Page element annotations
....
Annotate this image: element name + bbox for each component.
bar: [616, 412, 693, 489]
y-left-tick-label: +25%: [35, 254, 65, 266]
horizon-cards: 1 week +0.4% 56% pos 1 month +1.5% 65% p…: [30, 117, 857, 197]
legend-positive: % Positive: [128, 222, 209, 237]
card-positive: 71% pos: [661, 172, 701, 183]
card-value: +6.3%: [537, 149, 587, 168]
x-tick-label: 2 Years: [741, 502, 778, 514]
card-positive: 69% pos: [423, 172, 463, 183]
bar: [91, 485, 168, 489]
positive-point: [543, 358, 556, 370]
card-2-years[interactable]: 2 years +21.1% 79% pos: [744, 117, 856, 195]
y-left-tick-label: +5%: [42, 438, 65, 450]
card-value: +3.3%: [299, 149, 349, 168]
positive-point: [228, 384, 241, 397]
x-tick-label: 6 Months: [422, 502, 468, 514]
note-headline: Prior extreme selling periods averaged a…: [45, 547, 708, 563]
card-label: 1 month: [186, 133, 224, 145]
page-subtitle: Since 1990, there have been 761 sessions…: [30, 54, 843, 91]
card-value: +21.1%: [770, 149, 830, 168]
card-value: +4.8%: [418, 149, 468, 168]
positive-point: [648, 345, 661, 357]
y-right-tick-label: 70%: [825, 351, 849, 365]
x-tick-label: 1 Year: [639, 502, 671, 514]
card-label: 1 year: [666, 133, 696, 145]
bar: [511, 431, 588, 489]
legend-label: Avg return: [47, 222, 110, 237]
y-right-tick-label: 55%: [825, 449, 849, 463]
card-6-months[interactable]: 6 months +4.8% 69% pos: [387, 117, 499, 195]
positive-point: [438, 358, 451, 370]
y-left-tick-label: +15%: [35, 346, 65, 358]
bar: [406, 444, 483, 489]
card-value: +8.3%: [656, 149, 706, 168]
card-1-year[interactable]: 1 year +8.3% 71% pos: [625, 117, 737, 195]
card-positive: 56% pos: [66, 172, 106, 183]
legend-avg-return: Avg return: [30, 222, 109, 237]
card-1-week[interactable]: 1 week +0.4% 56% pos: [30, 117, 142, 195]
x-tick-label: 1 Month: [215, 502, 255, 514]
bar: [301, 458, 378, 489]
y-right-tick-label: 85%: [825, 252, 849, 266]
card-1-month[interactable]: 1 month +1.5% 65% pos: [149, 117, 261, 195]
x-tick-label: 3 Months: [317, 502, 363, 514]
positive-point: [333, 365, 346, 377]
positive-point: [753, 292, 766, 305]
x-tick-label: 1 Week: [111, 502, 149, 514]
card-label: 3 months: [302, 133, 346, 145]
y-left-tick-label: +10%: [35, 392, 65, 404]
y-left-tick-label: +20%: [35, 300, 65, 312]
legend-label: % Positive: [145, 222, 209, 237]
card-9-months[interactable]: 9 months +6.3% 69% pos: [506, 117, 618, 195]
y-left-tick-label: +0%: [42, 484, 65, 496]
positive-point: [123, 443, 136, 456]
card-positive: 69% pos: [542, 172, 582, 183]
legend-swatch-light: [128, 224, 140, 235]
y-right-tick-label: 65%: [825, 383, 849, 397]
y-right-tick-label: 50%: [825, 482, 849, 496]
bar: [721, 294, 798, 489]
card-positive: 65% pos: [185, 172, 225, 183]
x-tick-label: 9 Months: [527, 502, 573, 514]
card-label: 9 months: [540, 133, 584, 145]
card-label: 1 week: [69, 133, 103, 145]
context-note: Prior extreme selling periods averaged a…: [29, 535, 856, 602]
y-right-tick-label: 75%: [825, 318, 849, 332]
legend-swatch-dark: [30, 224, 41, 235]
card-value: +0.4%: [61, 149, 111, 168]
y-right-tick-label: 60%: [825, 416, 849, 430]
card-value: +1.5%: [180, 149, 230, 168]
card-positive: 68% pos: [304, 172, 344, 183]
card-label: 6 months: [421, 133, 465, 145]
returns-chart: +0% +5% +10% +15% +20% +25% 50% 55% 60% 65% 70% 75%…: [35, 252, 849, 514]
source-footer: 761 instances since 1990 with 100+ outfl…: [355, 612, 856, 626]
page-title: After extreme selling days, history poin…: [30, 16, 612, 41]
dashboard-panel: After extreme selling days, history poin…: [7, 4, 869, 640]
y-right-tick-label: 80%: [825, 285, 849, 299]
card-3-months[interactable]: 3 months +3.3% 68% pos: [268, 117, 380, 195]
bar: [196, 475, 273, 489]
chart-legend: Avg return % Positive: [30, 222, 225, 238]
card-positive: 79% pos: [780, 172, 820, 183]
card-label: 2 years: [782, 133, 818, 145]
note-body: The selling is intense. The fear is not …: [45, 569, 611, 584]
....
Repeat the lines of the records verbatim, from the first line through the line containing "card-value: +6.3%: [537, 149, 587, 168]", both included.

Annotate this image: element name + bbox for each component.
bar: [616, 412, 693, 489]
y-left-tick-label: +25%: [35, 254, 65, 266]
horizon-cards: 1 week +0.4% 56% pos 1 month +1.5% 65% p…: [30, 117, 857, 197]
legend-positive: % Positive: [128, 222, 209, 237]
card-positive: 71% pos: [661, 172, 701, 183]
card-value: +6.3%: [537, 149, 587, 168]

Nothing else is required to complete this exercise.